--- START Data supplied ---
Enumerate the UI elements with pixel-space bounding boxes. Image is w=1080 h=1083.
--- END Data supplied ---
--- START Data supplied ---
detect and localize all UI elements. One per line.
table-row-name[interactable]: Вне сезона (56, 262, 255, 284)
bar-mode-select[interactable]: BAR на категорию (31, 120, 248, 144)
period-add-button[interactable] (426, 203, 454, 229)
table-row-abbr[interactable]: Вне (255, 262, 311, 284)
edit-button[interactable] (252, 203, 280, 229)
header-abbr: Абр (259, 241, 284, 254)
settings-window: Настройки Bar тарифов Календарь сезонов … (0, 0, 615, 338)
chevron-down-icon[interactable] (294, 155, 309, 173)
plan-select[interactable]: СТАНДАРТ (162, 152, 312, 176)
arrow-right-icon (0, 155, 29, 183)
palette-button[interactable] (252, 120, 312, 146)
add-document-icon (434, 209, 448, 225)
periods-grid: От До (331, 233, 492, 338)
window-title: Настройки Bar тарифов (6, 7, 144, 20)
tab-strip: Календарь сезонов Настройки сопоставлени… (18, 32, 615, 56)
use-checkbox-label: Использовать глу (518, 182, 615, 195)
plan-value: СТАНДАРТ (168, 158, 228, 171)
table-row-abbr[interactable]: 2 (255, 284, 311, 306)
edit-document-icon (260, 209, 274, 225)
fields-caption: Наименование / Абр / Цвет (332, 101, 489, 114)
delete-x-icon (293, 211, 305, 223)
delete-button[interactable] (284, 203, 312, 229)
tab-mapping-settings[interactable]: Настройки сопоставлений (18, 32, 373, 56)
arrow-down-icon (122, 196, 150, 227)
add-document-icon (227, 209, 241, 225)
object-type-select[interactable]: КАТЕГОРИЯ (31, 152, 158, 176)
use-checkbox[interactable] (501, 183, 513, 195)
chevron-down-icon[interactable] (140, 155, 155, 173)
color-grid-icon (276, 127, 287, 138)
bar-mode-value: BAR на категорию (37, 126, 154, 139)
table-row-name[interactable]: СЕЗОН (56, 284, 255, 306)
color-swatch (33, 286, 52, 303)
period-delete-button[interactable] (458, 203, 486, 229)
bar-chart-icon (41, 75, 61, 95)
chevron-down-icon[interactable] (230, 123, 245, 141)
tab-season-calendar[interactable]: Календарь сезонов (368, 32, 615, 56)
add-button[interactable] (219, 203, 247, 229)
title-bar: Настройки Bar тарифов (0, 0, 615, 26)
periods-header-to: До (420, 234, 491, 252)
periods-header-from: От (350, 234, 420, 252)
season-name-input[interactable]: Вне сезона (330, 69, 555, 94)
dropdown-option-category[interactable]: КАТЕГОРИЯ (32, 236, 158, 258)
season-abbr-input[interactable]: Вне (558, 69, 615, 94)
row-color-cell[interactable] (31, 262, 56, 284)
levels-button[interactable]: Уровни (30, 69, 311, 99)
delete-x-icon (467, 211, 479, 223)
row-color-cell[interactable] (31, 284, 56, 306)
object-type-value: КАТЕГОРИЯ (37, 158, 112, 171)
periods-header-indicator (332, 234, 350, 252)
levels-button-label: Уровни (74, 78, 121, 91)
--- END Data supplied ---
Format the part of the listing that begins with the line containing "detect and localize" and runs through the line containing "plan-value: СТАНДАРТ (168, 158, 228, 171)" as a Markdown table, skipping blank lines. Use the two columns Row, for the row number, and Entry, for the line itself.

Answer for the task:
| Row | Entry |
|---|---|
| 1 | detect and localize all UI elements. One per line. |
| 2 | table-row-name[interactable]: Вне сезона (56, 262, 255, 284) |
| 3 | bar-mode-select[interactable]: BAR на категорию (31, 120, 248, 144) |
| 4 | period-add-button[interactable] (426, 203, 454, 229) |
| 5 | table-row-abbr[interactable]: Вне (255, 262, 311, 284) |
| 6 | edit-button[interactable] (252, 203, 280, 229) |
| 7 | header-abbr: Абр (259, 241, 284, 254) |
| 8 | settings-window: Настройки Bar тарифов Календарь сезонов … (0, 0, 615, 338) |
| 9 | chevron-down-icon[interactable] (294, 155, 309, 173) |
| 10 | plan-select[interactable]: СТАНДАРТ (162, 152, 312, 176) |
| 11 | arrow-right-icon (0, 155, 29, 183) |
| 12 | palette-button[interactable] (252, 120, 312, 146) |
| 13 | add-document-icon (434, 209, 448, 225) |
| 14 | periods-grid: От До (331, 233, 492, 338) |
| 15 | window-title: Настройки Bar тарифов (6, 7, 144, 20) |
| 16 | tab-strip: Календарь сезонов Настройки сопоставлени… (18, 32, 615, 56) |
| 17 | use-checkbox-label: Использовать глу (518, 182, 615, 195) |
| 18 | plan-value: СТАНДАРТ (168, 158, 228, 171) |